Output each entry that follows exactly. Images stay out.

———

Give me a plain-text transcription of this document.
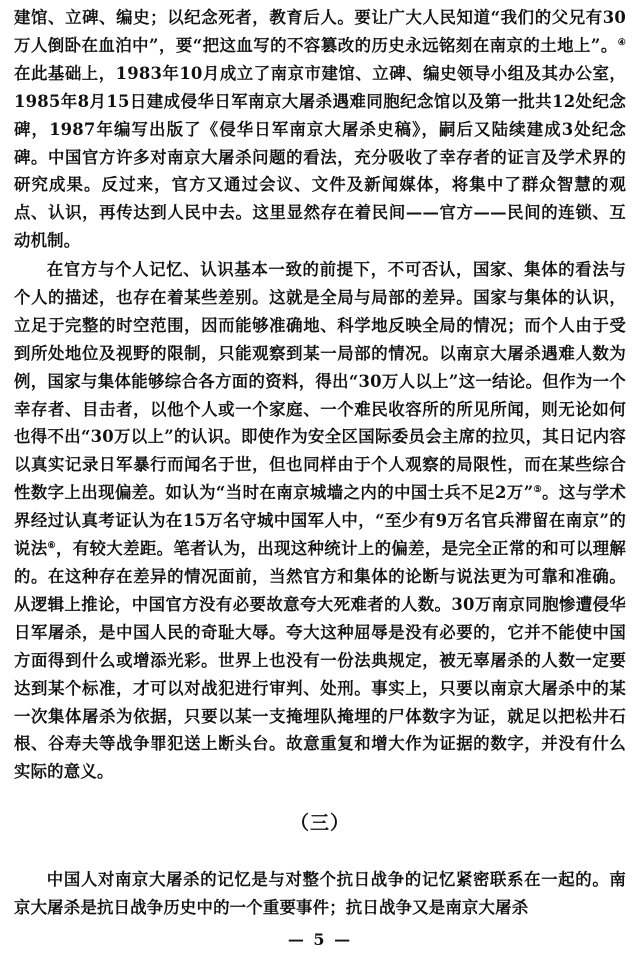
建馆、立碑、编史；以纪念死者，教育后人。要让广大人民知道“我们的父兄有30万人倒卧在血泊中”，要“把这血写的不容篡改的历史永远铭刻在南京的土地上”。④在此基础上，1983年10月成立了南京市建馆、立碑、编史领导小组及其办公室，1985年8月15日建成侵华日军南京大屠杀遇难同胞纪念馆以及第一批共12处纪念碑，1987年编写出版了《侵华日军南京大屠杀史稿》，嗣后又陆续建成3处纪念碑。中国官方许多对南京大屠杀问题的看法，充分吸收了幸存者的证言及学术界的研究成果。反过来，官方又通过会议、文件及新闻媒体，将集中了群众智慧的观点、认识，再传达到人民中去。这里显然存在着民间——官方——民间的连锁、互动机制。

在官方与个人记忆、认识基本一致的前提下，不可否认，国家、集体的看法与个人的描述，也存在着某些差别。这就是全局与局部的差异。国家与集体的认识，立足于完整的时空范围，因而能够准确地、科学地反映全局的情况；而个人由于受到所处地位及视野的限制，只能观察到某一局部的情况。以南京大屠杀遇难人数为例，国家与集体能够综合各方面的资料，得出“30万人以上”这一结论。但作为一个幸存者、目击者，以他个人或一个家庭、一个难民收容所的所见所闻，则无论如何也得不出“30万以上”的认识。即使作为安全区国际委员会主席的拉贝，其日记内容以真实记录日军暴行而闻名于世，但也同样由于个人观察的局限性，而在某些综合性数字上出现偏差。如认为“当时在南京城墙之内的中国士兵不足2万”⑤。这与学术界经过认真考证认为在15万名守城中国军人中，“至少有9万名官兵滞留在南京”的说法⑥，有较大差距。笔者认为，出现这种统计上的偏差，是完全正常的和可以理解的。在这种存在差异的情况面前，当然官方和集体的论断与说法更为可靠和准确。从逻辑上推论，中国官方没有必要故意夸大死难者的人数。30万南京同胞惨遭侵华日军屠杀，是中国人民的奇耻大辱。夸大这种屈辱是没有必要的，它并不能使中国方面得到什么或增添光彩。世界上也没有一份法典规定，被无辜屠杀的人数一定要达到某个标准，才可以对战犯进行审判、处刑。事实上，只要以南京大屠杀中的某一次集体屠杀为依据，只要以某一支掩埋队掩埋的尸体数字为证，就足以把松井石根、谷寿夫等战争罪犯送上断头台。故意重复和增大作为证据的数字，并没有什么实际的意义。

（三）

中国人对南京大屠杀的记忆是与对整个抗日战争的记忆紧密联系在一起的。南京大屠杀是抗日战争历史中的一个重要事件；抗日战争又是南京大屠杀

— 5 —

———

• The result:
Give me a plain-text transcription of this document.
建馆、立碑、编史；以纪念死者，教育后人。要让广大人民知道“我们的父兄有30万人倒卧在血泊中”，要“把这血写的不容篡改的历史永远铭刻在南京的土地上”。④在此基础上，1983年10月成立了南京市建馆、立碑、编史领导小组及其办公室，1985年8月15日建成侵华日军南京大屠杀遇难同胞纪念馆以及第一批共12处纪念碑，1987年编写出版了《侵华日军南京大屠杀史稿》，嗣后又陆续建成3处纪念碑。中国官方许多对南京大屠杀问题的看法，充分吸收了幸存者的证言及学术界的研究成果。反过来，官方又通过会议、文件及新闻媒体，将集中了群众智慧的观点、认识，再传达到人民中去。这里显然存在着民间——官方——民间的连锁、互动机制。

在官方与个人记忆、认识基本一致的前提下，不可否认，国家、集体的看法与个人的描述，也存在着某些差别。这就是全局与局部的差异。国家与集体的认识，立足于完整的时空范围，因而能够准确地、科学地反映全局的情况；而个人由于受到所处地位及视野的限制，只能观察到某一局部的情况。以南京大屠杀遇难人数为例，国家与集体能够综合各方面的资料，得出“30万人以上”这一结论。但作为一个幸存者、目击者，以他个人或一个家庭、一个难民收容所的所见所闻，则无论如何也得不出“30万以上”的认识。即使作为安全区国际委员会主席的拉贝，其日记内容以真实记录日军暴行而闻名于世，但也同样由于个人观察的局限性，而在某些综合性数字上出现偏差。如认为“当时在南京城墙之内的中国士兵不足2万”⑤。这与学术界经过认真考证认为在15万名守城中国军人中，“至少有9万名官兵滞留在南京”的说法⑥，有较大差距。笔者认为，出现这种统计上的偏差，是完全正常的和可以理解的。在这种存在差异的情况面前，当然官方和集体的论断与说法更为可靠和准确。从逻辑上推论，中国官方没有必要故意夸大死难者的人数。30万南京同胞惨遭侵华日军屠杀，是中国人民的奇耻大辱。夸大这种屈辱是没有必要的，它并不能使中国方面得到什么或增添光彩。世界上也没有一份法典规定，被无辜屠杀的人数一定要达到某个标准，才可以对战犯进行审判、处刑。事实上，只要以南京大屠杀中的某一次集体屠杀为依据，只要以某一支掩埋队掩埋的尸体数字为证，就足以把松井石根、谷寿夫等战争罪犯送上断头台。故意重复和增大作为证据的数字，并没有什么实际的意义。

（三）

中国人对南京大屠杀的记忆是与对整个抗日战争的记忆紧密联系在一起的。南京大屠杀是抗日战争历史中的一个重要事件；抗日战争又是南京大屠杀

— 5 —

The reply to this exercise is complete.